• [PROBLEM STATEMENT]: The entries below are to be repeated exactly as they stand.

(Dataset items)

* * * *

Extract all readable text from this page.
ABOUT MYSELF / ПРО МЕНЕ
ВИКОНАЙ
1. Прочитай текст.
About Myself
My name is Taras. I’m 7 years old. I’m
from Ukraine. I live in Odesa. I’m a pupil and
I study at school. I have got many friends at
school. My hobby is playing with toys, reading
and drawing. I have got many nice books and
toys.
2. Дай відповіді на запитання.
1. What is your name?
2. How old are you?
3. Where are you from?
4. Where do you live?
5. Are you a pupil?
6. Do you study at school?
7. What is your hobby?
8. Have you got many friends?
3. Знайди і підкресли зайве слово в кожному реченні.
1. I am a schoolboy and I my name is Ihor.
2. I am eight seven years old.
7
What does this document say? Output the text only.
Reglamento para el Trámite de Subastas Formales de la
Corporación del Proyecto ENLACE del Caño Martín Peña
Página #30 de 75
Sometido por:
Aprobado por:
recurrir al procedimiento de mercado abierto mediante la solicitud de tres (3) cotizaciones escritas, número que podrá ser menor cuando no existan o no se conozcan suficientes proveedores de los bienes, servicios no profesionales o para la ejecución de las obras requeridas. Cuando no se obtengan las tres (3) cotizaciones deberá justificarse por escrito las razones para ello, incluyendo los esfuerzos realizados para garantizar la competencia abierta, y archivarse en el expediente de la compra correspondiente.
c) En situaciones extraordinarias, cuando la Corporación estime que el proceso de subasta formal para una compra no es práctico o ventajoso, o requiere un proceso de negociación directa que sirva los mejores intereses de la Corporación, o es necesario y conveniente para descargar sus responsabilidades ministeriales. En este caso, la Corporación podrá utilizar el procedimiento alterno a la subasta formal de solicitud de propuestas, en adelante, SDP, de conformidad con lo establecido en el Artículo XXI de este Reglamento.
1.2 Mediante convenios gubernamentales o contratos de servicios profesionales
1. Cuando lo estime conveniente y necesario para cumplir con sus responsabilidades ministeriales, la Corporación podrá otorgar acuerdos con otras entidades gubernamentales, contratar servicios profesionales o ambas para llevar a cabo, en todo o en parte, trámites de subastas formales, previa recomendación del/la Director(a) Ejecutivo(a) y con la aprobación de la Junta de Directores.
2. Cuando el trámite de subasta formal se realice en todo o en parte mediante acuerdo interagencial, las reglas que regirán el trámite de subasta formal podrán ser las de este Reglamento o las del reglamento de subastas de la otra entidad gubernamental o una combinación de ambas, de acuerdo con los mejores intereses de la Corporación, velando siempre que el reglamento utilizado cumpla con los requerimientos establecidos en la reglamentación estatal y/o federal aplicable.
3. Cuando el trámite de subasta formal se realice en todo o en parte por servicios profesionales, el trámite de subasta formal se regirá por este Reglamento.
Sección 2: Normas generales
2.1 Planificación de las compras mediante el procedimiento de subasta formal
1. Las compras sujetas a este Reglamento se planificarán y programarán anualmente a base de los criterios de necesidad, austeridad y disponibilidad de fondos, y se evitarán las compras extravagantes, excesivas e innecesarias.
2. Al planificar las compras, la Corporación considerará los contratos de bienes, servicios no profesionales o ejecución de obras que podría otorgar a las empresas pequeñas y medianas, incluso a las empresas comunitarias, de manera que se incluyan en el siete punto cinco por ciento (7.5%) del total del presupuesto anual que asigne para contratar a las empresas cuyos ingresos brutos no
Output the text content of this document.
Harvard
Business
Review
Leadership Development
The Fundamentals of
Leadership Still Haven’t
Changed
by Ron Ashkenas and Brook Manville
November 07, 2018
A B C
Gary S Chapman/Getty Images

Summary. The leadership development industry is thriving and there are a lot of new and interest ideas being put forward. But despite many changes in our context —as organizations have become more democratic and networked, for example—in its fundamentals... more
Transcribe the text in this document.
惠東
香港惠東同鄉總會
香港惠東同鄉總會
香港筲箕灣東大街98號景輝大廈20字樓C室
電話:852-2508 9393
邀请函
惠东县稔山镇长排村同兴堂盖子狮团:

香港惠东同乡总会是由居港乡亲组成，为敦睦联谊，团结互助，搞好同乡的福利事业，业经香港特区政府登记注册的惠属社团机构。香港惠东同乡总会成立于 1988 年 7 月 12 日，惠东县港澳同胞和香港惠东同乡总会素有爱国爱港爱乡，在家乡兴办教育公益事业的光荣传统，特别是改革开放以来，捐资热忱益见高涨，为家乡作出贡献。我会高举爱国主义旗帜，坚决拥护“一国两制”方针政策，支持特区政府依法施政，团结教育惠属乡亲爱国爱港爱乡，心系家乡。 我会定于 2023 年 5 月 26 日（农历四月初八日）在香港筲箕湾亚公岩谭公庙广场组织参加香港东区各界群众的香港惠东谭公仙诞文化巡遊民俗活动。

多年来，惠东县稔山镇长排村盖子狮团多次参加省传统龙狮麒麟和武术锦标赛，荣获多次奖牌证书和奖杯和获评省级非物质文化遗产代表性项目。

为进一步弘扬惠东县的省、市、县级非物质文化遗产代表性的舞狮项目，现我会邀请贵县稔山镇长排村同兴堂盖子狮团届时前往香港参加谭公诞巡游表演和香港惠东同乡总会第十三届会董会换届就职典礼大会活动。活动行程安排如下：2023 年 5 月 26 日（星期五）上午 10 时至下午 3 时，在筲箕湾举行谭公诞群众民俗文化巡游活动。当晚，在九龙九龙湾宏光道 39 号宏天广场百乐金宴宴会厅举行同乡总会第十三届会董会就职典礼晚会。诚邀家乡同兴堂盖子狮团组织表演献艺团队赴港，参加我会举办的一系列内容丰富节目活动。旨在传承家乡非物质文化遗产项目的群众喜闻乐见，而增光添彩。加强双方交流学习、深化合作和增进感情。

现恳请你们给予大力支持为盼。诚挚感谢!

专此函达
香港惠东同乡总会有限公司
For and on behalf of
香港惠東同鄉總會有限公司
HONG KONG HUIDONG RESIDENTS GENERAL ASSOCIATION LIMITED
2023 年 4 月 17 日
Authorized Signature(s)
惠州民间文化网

* * * *

• [RESULT OF THIS EXERCISE]:
Extract all readable text from this page.
ABOUT MYSELF / ПРО МЕНЕ
ВИКОНАЙ
1. Прочитай текст.
About Myself
My name is Taras. I’m 7 years old. I’m
from Ukraine. I live in Odesa. I’m a pupil and
I study at school. I have got many friends at
school. My hobby is playing with toys, reading
and drawing. I have got many nice books and
toys.
2. Дай відповіді на запитання.
1. What is your name?
2. How old are you?
3. Where are you from?
4. Where do you live?
5. Are you a pupil?
6. Do you study at school?
7. What is your hobby?
8. Have you got many friends?
3. Знайди і підкресли зайве слово в кожному реченні.
1. I am a schoolboy and I my name is Ihor.
2. I am eight seven years old.
7
What does this document say? Output the text only.
Reglamento para el Trámite de Subastas Formales de la
Corporación del Proyecto ENLACE del Caño Martín Peña
Página #30 de 75
Sometido por:
Aprobado por:
recurrir al procedimiento de mercado abierto mediante la solicitud de tres (3) cotizaciones escritas, número que podrá ser menor cuando no existan o no se conozcan suficientes proveedores de los bienes, servicios no profesionales o para la ejecución de las obras requeridas. Cuando no se obtengan las tres (3) cotizaciones deberá justificarse por escrito las razones para ello, incluyendo los esfuerzos realizados para garantizar la competencia abierta, y archivarse en el expediente de la compra correspondiente.
c) En situaciones extraordinarias, cuando la Corporación estime que el proceso de subasta formal para una compra no es práctico o ventajoso, o requiere un proceso de negociación directa que sirva los mejores intereses de la Corporación, o es necesario y conveniente para descargar sus responsabilidades ministeriales. En este caso, la Corporación podrá utilizar el procedimiento alterno a la subasta formal de solicitud de propuestas, en adelante, SDP, de conformidad con lo establecido en el Artículo XXI de este Reglamento.
1.2 Mediante convenios gubernamentales o contratos de servicios profesionales
1. Cuando lo estime conveniente y necesario para cumplir con sus responsabilidades ministeriales, la Corporación podrá otorgar acuerdos con otras entidades gubernamentales, contratar servicios profesionales o ambas para llevar a cabo, en todo o en parte, trámites de subastas formales, previa recomendación del/la Director(a) Ejecutivo(a) y con la aprobación de la Junta de Directores.
2. Cuando el trámite de subasta formal se realice en todo o en parte mediante acuerdo interagencial, las reglas que regirán el trámite de subasta formal podrán ser las de este Reglamento o las del reglamento de subastas de la otra entidad gubernamental o una combinación de ambas, de acuerdo con los mejores intereses de la Corporación, velando siempre que el reglamento utilizado cumpla con los requerimientos establecidos en la reglamentación estatal y/o federal aplicable.
3. Cuando el trámite de subasta formal se realice en todo o en parte por servicios profesionales, el trámite de subasta formal se regirá por este Reglamento.
Sección 2: Normas generales
2.1 Planificación de las compras mediante el procedimiento de subasta formal
1. Las compras sujetas a este Reglamento se planificarán y programarán anualmente a base de los criterios de necesidad, austeridad y disponibilidad de fondos, y se evitarán las compras extravagantes, excesivas e innecesarias.
2. Al planificar las compras, la Corporación considerará los contratos de bienes, servicios no profesionales o ejecución de obras que podría otorgar a las empresas pequeñas y medianas, incluso a las empresas comunitarias, de manera que se incluyan en el siete punto cinco por ciento (7.5%) del total del presupuesto anual que asigne para contratar a las empresas cuyos ingresos brutos no
Output the text content of this document.
Harvard
Business
Review
Leadership Development
The Fundamentals of
Leadership Still Haven’t
Changed
by Ron Ashkenas and Brook Manville
November 07, 2018
A B C
Gary S Chapman/Getty Images

Summary. The leadership development industry is thriving and there are a lot of new and interest ideas being put forward. But despite many changes in our context —as organizations have become more democratic and networked, for example—in its fundamentals... more
Transcribe the text in this document.
惠東
香港惠東同鄉總會
香港惠東同鄉總會
香港筲箕灣東大街98號景輝大廈20字樓C室
電話:852-2508 9393
邀请函
惠东县稔山镇长排村同兴堂盖子狮团:

香港惠东同乡总会是由居港乡亲组成，为敦睦联谊，团结互助，搞好同乡的福利事业，业经香港特区政府登记注册的惠属社团机构。香港惠东同乡总会成立于 1988 年 7 月 12 日，惠东县港澳同胞和香港惠东同乡总会素有爱国爱港爱乡，在家乡兴办教育公益事业的光荣传统，特别是改革开放以来，捐资热忱益见高涨，为家乡作出贡献。我会高举爱国主义旗帜，坚决拥护“一国两制”方针政策，支持特区政府依法施政，团结教育惠属乡亲爱国爱港爱乡，心系家乡。 我会定于 2023 年 5 月 26 日（农历四月初八日）在香港筲箕湾亚公岩谭公庙广场组织参加香港东区各界群众的香港惠东谭公仙诞文化巡遊民俗活动。

多年来，惠东县稔山镇长排村盖子狮团多次参加省传统龙狮麒麟和武术锦标赛，荣获多次奖牌证书和奖杯和获评省级非物质文化遗产代表性项目。

为进一步弘扬惠东县的省、市、县级非物质文化遗产代表性的舞狮项目，现我会邀请贵县稔山镇长排村同兴堂盖子狮团届时前往香港参加谭公诞巡游表演和香港惠东同乡总会第十三届会董会换届就职典礼大会活动。活动行程安排如下：2023 年 5 月 26 日（星期五）上午 10 时至下午 3 时，在筲箕湾举行谭公诞群众民俗文化巡游活动。当晚，在九龙九龙湾宏光道 39 号宏天广场百乐金宴宴会厅举行同乡总会第十三届会董会就职典礼晚会。诚邀家乡同兴堂盖子狮团组织表演献艺团队赴港，参加我会举办的一系列内容丰富节目活动。旨在传承家乡非物质文化遗产项目的群众喜闻乐见，而增光添彩。加强双方交流学习、深化合作和增进感情。

现恳请你们给予大力支持为盼。诚挚感谢!

专此函达
香港惠东同乡总会有限公司
For and on behalf of
香港惠東同鄉總會有限公司
HONG KONG HUIDONG RESIDENTS GENERAL ASSOCIATION LIMITED
2023 年 4 月 17 日
Authorized Signature(s)
惠州民间文化网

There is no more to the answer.